## WRITTEN TASK
The records below should be written out again, exactly.

## RECORD SET
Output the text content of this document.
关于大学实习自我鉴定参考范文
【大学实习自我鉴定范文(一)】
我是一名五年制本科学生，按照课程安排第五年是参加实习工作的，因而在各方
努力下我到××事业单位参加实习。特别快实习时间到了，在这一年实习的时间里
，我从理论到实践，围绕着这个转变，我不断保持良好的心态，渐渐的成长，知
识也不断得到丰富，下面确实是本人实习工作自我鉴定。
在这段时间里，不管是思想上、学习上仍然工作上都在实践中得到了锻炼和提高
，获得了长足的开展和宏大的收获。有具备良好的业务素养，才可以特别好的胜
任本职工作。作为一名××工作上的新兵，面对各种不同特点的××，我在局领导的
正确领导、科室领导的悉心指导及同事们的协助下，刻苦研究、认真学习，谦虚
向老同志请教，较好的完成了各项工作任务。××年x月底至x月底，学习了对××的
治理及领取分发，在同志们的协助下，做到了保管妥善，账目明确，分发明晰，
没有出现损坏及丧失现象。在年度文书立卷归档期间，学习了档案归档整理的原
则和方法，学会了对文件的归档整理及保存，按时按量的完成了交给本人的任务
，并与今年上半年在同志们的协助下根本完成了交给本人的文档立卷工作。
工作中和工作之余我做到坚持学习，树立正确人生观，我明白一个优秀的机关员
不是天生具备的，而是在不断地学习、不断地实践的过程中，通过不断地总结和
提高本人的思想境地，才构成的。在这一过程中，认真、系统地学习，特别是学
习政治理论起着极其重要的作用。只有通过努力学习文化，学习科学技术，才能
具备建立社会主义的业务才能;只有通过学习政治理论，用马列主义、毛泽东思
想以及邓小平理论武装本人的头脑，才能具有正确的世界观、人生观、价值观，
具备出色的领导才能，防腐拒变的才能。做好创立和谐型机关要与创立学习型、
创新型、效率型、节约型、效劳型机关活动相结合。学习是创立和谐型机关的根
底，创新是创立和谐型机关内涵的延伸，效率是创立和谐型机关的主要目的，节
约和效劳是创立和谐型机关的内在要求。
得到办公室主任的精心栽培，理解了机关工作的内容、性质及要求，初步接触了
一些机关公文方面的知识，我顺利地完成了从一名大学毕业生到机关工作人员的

## RESULT OF THIS EXERCISE
Output the text content of this document.
关于大学实习自我鉴定参考范文
【大学实习自我鉴定范文(一)】
我是一名五年制本科学生，按照课程安排第五年是参加实习工作的，因而在各方
努力下我到××事业单位参加实习。特别快实习时间到了，在这一年实习的时间里
，我从理论到实践，围绕着这个转变，我不断保持良好的心态，渐渐的成长，知
识也不断得到丰富，下面确实是本人实习工作自我鉴定。
在这段时间里，不管是思想上、学习上仍然工作上都在实践中得到了锻炼和提高
，获得了长足的开展和宏大的收获。有具备良好的业务素养，才可以特别好的胜
任本职工作。作为一名××工作上的新兵，面对各种不同特点的××，我在局领导的
正确领导、科室领导的悉心指导及同事们的协助下，刻苦研究、认真学习，谦虚
向老同志请教，较好的完成了各项工作任务。××年x月底至x月底，学习了对××的
治理及领取分发，在同志们的协助下，做到了保管妥善，账目明确，分发明晰，
没有出现损坏及丧失现象。在年度文书立卷归档期间，学习了档案归档整理的原
则和方法，学会了对文件的归档整理及保存，按时按量的完成了交给本人的任务
，并与今年上半年在同志们的协助下根本完成了交给本人的文档立卷工作。
工作中和工作之余我做到坚持学习，树立正确人生观，我明白一个优秀的机关员
不是天生具备的，而是在不断地学习、不断地实践的过程中，通过不断地总结和
提高本人的思想境地，才构成的。在这一过程中，认真、系统地学习，特别是学
习政治理论起着极其重要的作用。只有通过努力学习文化，学习科学技术，才能
具备建立社会主义的业务才能;只有通过学习政治理论，用马列主义、毛泽东思
想以及邓小平理论武装本人的头脑，才能具有正确的世界观、人生观、价值观，
具备出色的领导才能，防腐拒变的才能。做好创立和谐型机关要与创立学习型、
创新型、效率型、节约型、效劳型机关活动相结合。学习是创立和谐型机关的根
底，创新是创立和谐型机关内涵的延伸，效率是创立和谐型机关的主要目的，节
约和效劳是创立和谐型机关的内在要求。
得到办公室主任的精心栽培，理解了机关工作的内容、性质及要求，初步接触了
一些机关公文方面的知识，我顺利地完成了从一名大学毕业生到机关工作人员的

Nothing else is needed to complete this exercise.